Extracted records
=-=-=-=-=
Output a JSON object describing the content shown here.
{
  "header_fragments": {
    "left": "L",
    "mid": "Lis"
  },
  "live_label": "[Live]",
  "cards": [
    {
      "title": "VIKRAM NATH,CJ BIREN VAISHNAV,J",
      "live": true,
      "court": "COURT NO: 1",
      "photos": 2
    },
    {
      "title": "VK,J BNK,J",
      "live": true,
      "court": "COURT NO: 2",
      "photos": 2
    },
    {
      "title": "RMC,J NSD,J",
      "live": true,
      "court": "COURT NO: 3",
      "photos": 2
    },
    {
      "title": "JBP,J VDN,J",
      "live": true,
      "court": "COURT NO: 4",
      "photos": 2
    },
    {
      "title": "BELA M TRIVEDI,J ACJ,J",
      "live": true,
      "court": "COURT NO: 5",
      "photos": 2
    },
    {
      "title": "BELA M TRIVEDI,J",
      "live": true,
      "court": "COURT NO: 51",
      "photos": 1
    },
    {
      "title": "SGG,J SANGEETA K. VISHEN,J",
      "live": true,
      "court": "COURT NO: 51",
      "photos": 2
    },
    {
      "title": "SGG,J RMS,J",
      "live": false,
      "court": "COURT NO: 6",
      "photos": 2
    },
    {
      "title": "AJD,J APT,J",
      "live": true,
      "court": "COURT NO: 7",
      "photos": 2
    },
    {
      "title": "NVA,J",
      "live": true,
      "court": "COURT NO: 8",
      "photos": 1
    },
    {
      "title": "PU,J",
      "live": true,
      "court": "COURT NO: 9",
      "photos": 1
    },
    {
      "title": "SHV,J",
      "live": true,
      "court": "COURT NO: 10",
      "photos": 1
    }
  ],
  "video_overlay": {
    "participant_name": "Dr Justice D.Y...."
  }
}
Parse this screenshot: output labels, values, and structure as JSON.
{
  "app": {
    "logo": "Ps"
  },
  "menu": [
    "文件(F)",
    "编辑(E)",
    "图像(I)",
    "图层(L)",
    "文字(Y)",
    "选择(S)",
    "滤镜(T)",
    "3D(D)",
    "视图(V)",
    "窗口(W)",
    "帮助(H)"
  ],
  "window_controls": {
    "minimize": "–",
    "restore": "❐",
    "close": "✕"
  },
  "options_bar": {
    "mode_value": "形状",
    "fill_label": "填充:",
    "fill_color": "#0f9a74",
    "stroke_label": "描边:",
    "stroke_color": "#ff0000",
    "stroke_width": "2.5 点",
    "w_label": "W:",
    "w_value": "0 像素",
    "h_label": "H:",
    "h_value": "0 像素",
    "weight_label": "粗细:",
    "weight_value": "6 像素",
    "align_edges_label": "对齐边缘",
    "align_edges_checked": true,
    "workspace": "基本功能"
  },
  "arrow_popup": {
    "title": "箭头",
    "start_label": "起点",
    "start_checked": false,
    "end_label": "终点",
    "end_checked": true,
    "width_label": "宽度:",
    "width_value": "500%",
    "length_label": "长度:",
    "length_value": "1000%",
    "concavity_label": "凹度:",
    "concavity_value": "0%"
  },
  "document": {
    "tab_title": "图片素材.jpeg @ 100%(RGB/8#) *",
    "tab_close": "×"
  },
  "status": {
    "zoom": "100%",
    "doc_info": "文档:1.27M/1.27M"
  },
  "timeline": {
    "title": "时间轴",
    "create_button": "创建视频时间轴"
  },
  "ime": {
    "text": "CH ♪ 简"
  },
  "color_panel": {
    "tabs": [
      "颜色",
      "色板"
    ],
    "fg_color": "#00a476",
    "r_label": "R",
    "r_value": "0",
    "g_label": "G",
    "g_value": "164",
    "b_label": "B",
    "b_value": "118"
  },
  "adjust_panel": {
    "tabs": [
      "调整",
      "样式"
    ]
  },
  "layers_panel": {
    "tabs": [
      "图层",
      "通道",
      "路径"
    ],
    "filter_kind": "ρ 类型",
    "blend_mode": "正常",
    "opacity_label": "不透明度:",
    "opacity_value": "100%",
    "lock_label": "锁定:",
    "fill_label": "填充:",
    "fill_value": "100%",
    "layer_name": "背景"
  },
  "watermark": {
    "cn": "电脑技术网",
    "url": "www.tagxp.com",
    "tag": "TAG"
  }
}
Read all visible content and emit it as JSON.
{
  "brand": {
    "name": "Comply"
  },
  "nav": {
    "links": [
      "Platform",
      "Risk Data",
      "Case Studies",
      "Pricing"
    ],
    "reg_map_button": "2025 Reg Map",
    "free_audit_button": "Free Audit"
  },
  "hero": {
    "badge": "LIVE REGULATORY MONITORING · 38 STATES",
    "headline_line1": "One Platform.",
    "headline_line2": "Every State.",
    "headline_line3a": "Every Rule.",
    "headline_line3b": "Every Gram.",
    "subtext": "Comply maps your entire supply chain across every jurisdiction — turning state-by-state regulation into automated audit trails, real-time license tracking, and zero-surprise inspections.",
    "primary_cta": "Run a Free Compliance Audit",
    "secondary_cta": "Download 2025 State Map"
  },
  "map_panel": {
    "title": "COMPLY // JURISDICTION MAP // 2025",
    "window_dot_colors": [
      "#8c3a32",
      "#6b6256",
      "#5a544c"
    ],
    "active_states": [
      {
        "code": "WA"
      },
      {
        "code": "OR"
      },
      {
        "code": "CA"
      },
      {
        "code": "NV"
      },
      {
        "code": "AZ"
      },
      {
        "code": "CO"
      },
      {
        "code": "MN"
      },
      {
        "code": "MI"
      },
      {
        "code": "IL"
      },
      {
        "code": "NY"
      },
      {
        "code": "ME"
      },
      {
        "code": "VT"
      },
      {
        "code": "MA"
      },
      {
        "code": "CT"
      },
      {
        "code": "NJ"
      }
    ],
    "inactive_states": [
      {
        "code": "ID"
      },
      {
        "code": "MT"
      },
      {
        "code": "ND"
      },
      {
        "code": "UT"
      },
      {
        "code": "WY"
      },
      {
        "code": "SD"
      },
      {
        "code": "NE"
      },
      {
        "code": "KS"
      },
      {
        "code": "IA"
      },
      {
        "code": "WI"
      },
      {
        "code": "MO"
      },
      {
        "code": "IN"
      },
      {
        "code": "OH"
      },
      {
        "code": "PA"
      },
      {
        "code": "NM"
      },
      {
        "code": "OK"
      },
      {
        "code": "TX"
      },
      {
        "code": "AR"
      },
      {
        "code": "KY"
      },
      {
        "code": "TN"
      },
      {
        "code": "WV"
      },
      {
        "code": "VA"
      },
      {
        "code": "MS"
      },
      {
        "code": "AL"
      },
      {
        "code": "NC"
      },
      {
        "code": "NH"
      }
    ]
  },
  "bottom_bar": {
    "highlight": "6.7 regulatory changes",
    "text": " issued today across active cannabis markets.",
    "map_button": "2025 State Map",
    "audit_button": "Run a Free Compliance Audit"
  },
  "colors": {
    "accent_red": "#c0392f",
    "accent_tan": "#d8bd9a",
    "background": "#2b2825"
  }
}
=-=-=-=-=
Repeat each of the entries above precisely as given.

Output a JSON object describing the content shown here.
{
  "header_fragments": {
    "left": "L",
    "mid": "Lis"
  },
  "live_label": "[Live]",
  "cards": [
    {
      "title": "VIKRAM NATH,CJ BIREN VAISHNAV,J",
      "live": true,
      "court": "COURT NO: 1",
      "photos": 2
    },
    {
      "title": "VK,J BNK,J",
      "live": true,
      "court": "COURT NO: 2",
      "photos": 2
    },
    {
      "title": "RMC,J NSD,J",
      "live": true,
      "court": "COURT NO: 3",
      "photos": 2
    },
    {
      "title": "JBP,J VDN,J",
      "live": true,
      "court": "COURT NO: 4",
      "photos": 2
    },
    {
      "title": "BELA M TRIVEDI,J ACJ,J",
      "live": true,
      "court": "COURT NO: 5",
      "photos": 2
    },
    {
      "title": "BELA M TRIVEDI,J",
      "live": true,
      "court": "COURT NO: 51",
      "photos": 1
    },
    {
      "title": "SGG,J SANGEETA K. VISHEN,J",
      "live": true,
      "court": "COURT NO: 51",
      "photos": 2
    },
    {
      "title": "SGG,J RMS,J",
      "live": false,
      "court": "COURT NO: 6",
      "photos": 2
    },
    {
      "title": "AJD,J APT,J",
      "live": true,
      "court": "COURT NO: 7",
      "photos": 2
    },
    {
      "title": "NVA,J",
      "live": true,
      "court": "COURT NO: 8",
      "photos": 1
    },
    {
      "title": "PU,J",
      "live": true,
      "court": "COURT NO: 9",
      "photos": 1
    },
    {
      "title": "SHV,J",
      "live": true,
      "court": "COURT NO: 10",
      "photos": 1
    }
  ],
  "video_overlay": {
    "participant_name": "Dr Justice D.Y...."
  }
}
Parse this screenshot: output labels, values, and structure as JSON.
{
  "app": {
    "logo": "Ps"
  },
  "menu": [
    "文件(F)",
    "编辑(E)",
    "图像(I)",
    "图层(L)",
    "文字(Y)",
    "选择(S)",
    "滤镜(T)",
    "3D(D)",
    "视图(V)",
    "窗口(W)",
    "帮助(H)"
  ],
  "window_controls": {
    "minimize": "–",
    "restore": "❐",
    "close": "✕"
  },
  "options_bar": {
    "mode_value": "形状",
    "fill_label": "填充:",
    "fill_color": "#0f9a74",
    "stroke_label": "描边:",
    "stroke_color": "#ff0000",
    "stroke_width": "2.5 点",
    "w_label": "W:",
    "w_value": "0 像素",
    "h_label": "H:",
    "h_value": "0 像素",
    "weight_label": "粗细:",
    "weight_value": "6 像素",
    "align_edges_label": "对齐边缘",
    "align_edges_checked": true,
    "workspace": "基本功能"
  },
  "arrow_popup": {
    "title": "箭头",
    "start_label": "起点",
    "start_checked": false,
    "end_label": "终点",
    "end_checked": true,
    "width_label": "宽度:",
    "width_value": "500%",
    "length_label": "长度:",
    "length_value": "1000%",
    "concavity_label": "凹度:",
    "concavity_value": "0%"
  },
  "document": {
    "tab_title": "图片素材.jpeg @ 100%(RGB/8#) *",
    "tab_close": "×"
  },
  "status": {
    "zoom": "100%",
    "doc_info": "文档:1.27M/1.27M"
  },
  "timeline": {
    "title": "时间轴",
    "create_button": "创建视频时间轴"
  },
  "ime": {
    "text": "CH ♪ 简"
  },
  "color_panel": {
    "tabs": [
      "颜色",
      "色板"
    ],
    "fg_color": "#00a476",
    "r_label": "R",
    "r_value": "0",
    "g_label": "G",
    "g_value": "164",
    "b_label": "B",
    "b_value": "118"
  },
  "adjust_panel": {
    "tabs": [
      "调整",
      "样式"
    ]
  },
  "layers_panel": {
    "tabs": [
      "图层",
      "通道",
      "路径"
    ],
    "filter_kind": "ρ 类型",
    "blend_mode": "正常",
    "opacity_label": "不透明度:",
    "opacity_value": "100%",
    "lock_label": "锁定:",
    "fill_label": "填充:",
    "fill_value": "100%",
    "layer_name": "背景"
  },
  "watermark": {
    "cn": "电脑技术网",
    "url": "www.tagxp.com",
    "tag": "TAG"
  }
}
Read all visible content and emit it as JSON.
{
  "brand": {
    "name": "Comply"
  },
  "nav": {
    "links": [
      "Platform",
      "Risk Data",
      "Case Studies",
      "Pricing"
    ],
    "reg_map_button": "2025 Reg Map",
    "free_audit_button": "Free Audit"
  },
  "hero": {
    "badge": "LIVE REGULATORY MONITORING · 38 STATES",
    "headline_line1": "One Platform.",
    "headline_line2": "Every State.",
    "headline_line3a": "Every Rule.",
    "headline_line3b": "Every Gram.",
    "subtext": "Comply maps your entire supply chain across every jurisdiction — turning state-by-state regulation into automated audit trails, real-time license tracking, and zero-surprise inspections.",
    "primary_cta": "Run a Free Compliance Audit",
    "secondary_cta": "Download 2025 State Map"
  },
  "map_panel": {
    "title": "COMPLY // JURISDICTION MAP // 2025",
    "window_dot_colors": [
      "#8c3a32",
      "#6b6256",
      "#5a544c"
    ],
    "active_states": [
      {
        "code": "WA"
      },
      {
        "code": "OR"
      },
      {
        "code": "CA"
      },
      {
        "code": "NV"
      },
      {
        "code": "AZ"
      },
      {
        "code": "CO"
      },
      {
        "code": "MN"
      },
      {
        "code": "MI"
      },
      {
        "code": "IL"
      },
      {
        "code": "NY"
      },
      {
        "code": "ME"
      },
      {
        "code": "VT"
      },
      {
        "code": "MA"
      },
      {
        "code": "CT"
      },
      {
        "code": "NJ"
      }
    ],
    "inactive_states": [
      {
        "code": "ID"
      },
      {
        "code": "MT"
      },
      {
        "code": "ND"
      },
      {
        "code": "UT"
      },
      {
        "code": "WY"
      },
      {
        "code": "SD"
      },
      {
        "code": "NE"
      },
      {
        "code": "KS"
      },
      {
        "code": "IA"
      },
      {
        "code": "WI"
      },
      {
        "code": "MO"
      },
      {
        "code": "IN"
      },
      {
        "code": "OH"
      },
      {
        "code": "PA"
      },
      {
        "code": "NM"
      },
      {
        "code": "OK"
      },
      {
        "code": "TX"
      },
      {
        "code": "AR"
      },
      {
        "code": "KY"
      },
      {
        "code": "TN"
      },
      {
        "code": "WV"
      },
      {
        "code": "VA"
      },
      {
        "code": "MS"
      },
      {
        "code": "AL"
      },
      {
        "code": "NC"
      },
      {
        "code": "NH"
      }
    ]
  },
  "bottom_bar": {
    "highlight": "6.7 regulatory changes",
    "text": " issued today across active cannabis markets.",
    "map_button": "2025 State Map",
    "audit_button": "Run a Free Compliance Audit"
  },
  "colors": {
    "accent_red": "#c0392f",
    "accent_tan": "#d8bd9a",
    "background": "#2b2825"
  }
}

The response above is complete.